### What is asked
Go through the entries below and copy each line containing the word "icon".

[Stored data entries]
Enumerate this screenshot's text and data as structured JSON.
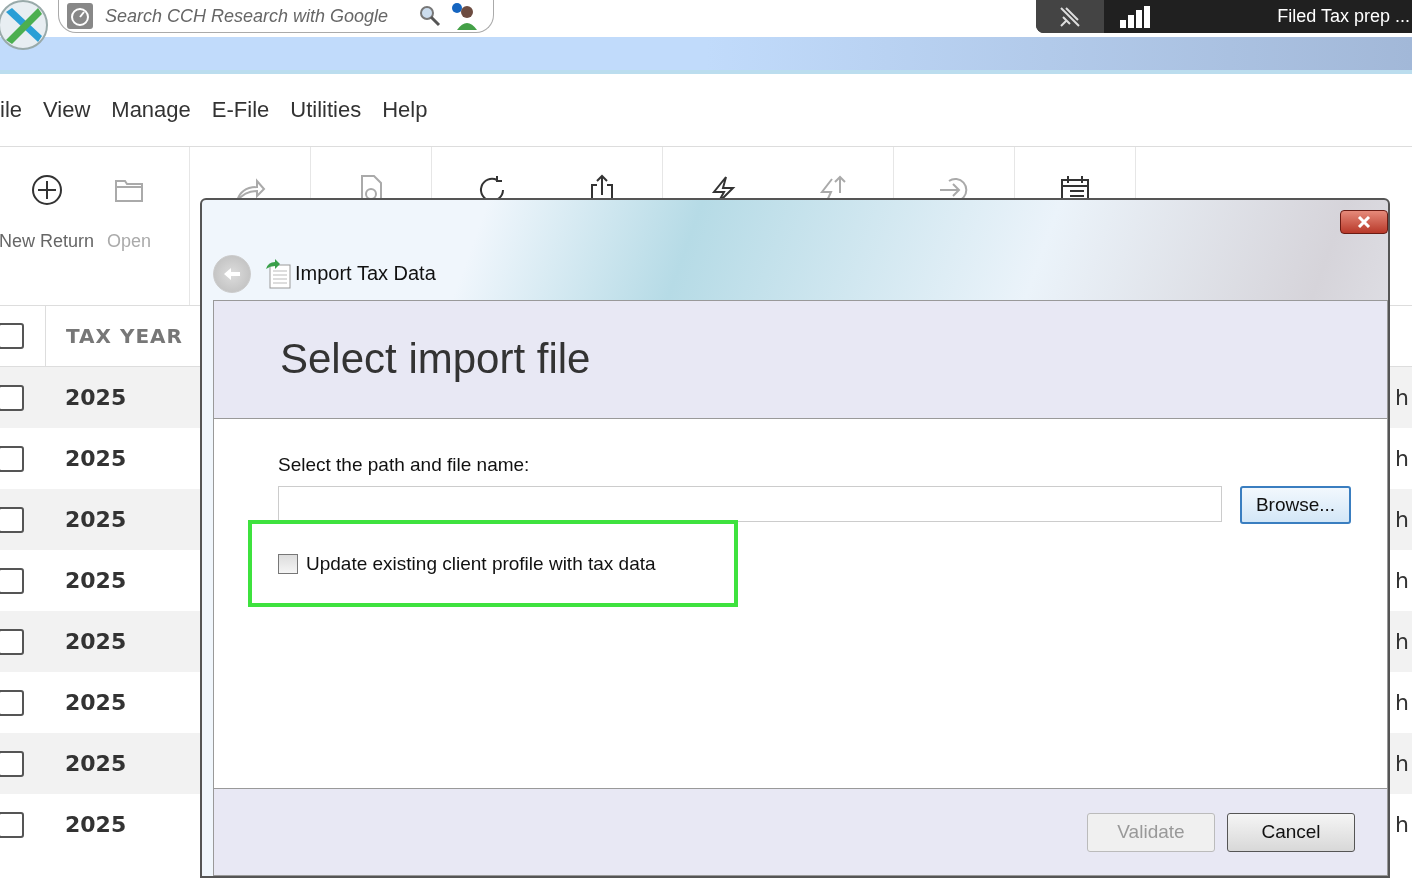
{
  "search": {
    "placeholder": "Search CCH Research with Google"
  },
  "taskbar_popup": {
    "title": "Filed Tax prep ..."
  },
  "menu": [
    "ile",
    "View",
    "Manage",
    "E-File",
    "Utilities",
    "Help"
  ],
  "toolbar": {
    "groups": [
      [
        {
          "label": "New Return",
          "disabled": false
        },
        {
          "label": "Open",
          "disabled": true
        }
      ],
      [
        {
          "disabled": true
        }
      ],
      [
        {
          "disabled": true
        }
      ],
      [
        {
          "disabled": false
        },
        {
          "disabled": false
        }
      ],
      [
        {
          "disabled": false
        },
        {
          "disabled": true
        }
      ],
      [
        {
          "disabled": true
        }
      ],
      [
        {
          "disabled": false
        }
      ]
    ]
  },
  "grid": {
    "columns": [
      "TAX YEAR"
    ],
    "header_checked": false,
    "rows": [
      {
        "checked": false,
        "tax_year": "2025",
        "column_2": "h"
      },
      {
        "checked": false,
        "tax_year": "2025",
        "column_2": "h"
      },
      {
        "checked": false,
        "tax_year": "2025",
        "column_2": "h"
      },
      {
        "checked": false,
        "tax_year": "2025",
        "column_2": "h"
      },
      {
        "checked": false,
        "tax_year": "2025",
        "column_2": "h"
      },
      {
        "checked": false,
        "tax_year": "2025",
        "column_2": "h"
      },
      {
        "checked": false,
        "tax_year": "2025",
        "column_2": "h"
      },
      {
        "checked": false,
        "tax_year": "2025",
        "column_2": "h"
      }
    ]
  },
  "dialog": {
    "title": "Import Tax Data",
    "heading": "Select import file",
    "path_label": "Select the path and file name:",
    "browse": "Browse...",
    "update_option": {
      "label": "Update existing client profile with tax data",
      "checked": false,
      "highlighted": true
    },
    "buttons": [
      {
        "label": "Validate",
        "disabled": true
      },
      {
        "label": "Cancel",
        "disabled": false
      }
    ]
  }
}
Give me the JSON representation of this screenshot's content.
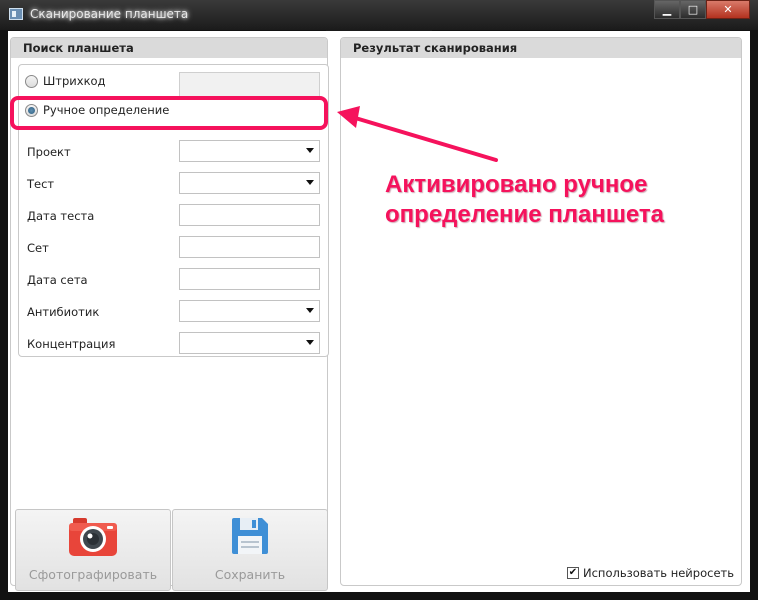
{
  "window": {
    "title": "Сканирование планшета",
    "minimize_glyph": "▁",
    "maximize_glyph": "□",
    "close_glyph": "✕"
  },
  "left_panel": {
    "title": "Поиск планшета",
    "barcode_label": "Штрихкод",
    "manual_label": "Ручное определение",
    "manual_selected": true,
    "fields": [
      {
        "label": "Проект",
        "type": "select",
        "value": ""
      },
      {
        "label": "Тест",
        "type": "select",
        "value": ""
      },
      {
        "label": "Дата теста",
        "type": "text",
        "value": ""
      },
      {
        "label": "Сет",
        "type": "text",
        "value": ""
      },
      {
        "label": "Дата сета",
        "type": "text",
        "value": ""
      },
      {
        "label": "Антибиотик",
        "type": "select",
        "value": ""
      },
      {
        "label": "Концентрация",
        "type": "select",
        "value": ""
      }
    ],
    "photo_button": {
      "label": "Сфотографировать",
      "icon": "camera-icon"
    },
    "save_button": {
      "label": "Сохранить",
      "icon": "floppy-disk-icon"
    }
  },
  "right_panel": {
    "title": "Результат сканирования",
    "neural_checkbox_label": "Использовать нейросеть",
    "neural_checked": true
  },
  "annotation": {
    "line1": "Активировано ручное",
    "line2": "определение планшета",
    "color": "#f5125c"
  }
}
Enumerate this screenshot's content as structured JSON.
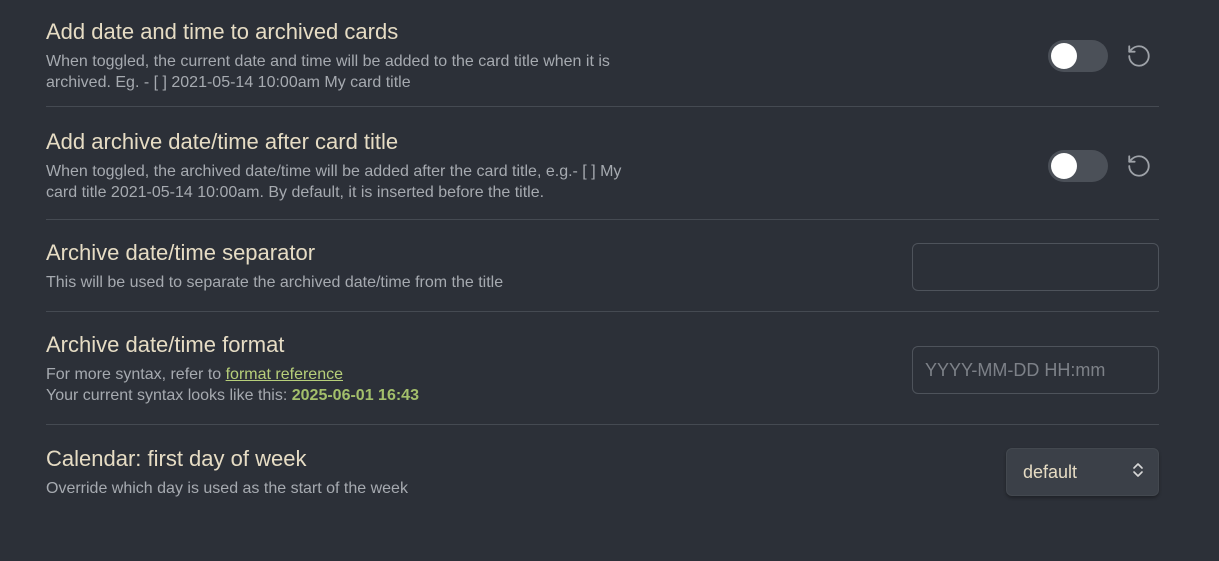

### Result for this task
      "icon": "camera-icon"
      "icon": "floppy-disk-icon"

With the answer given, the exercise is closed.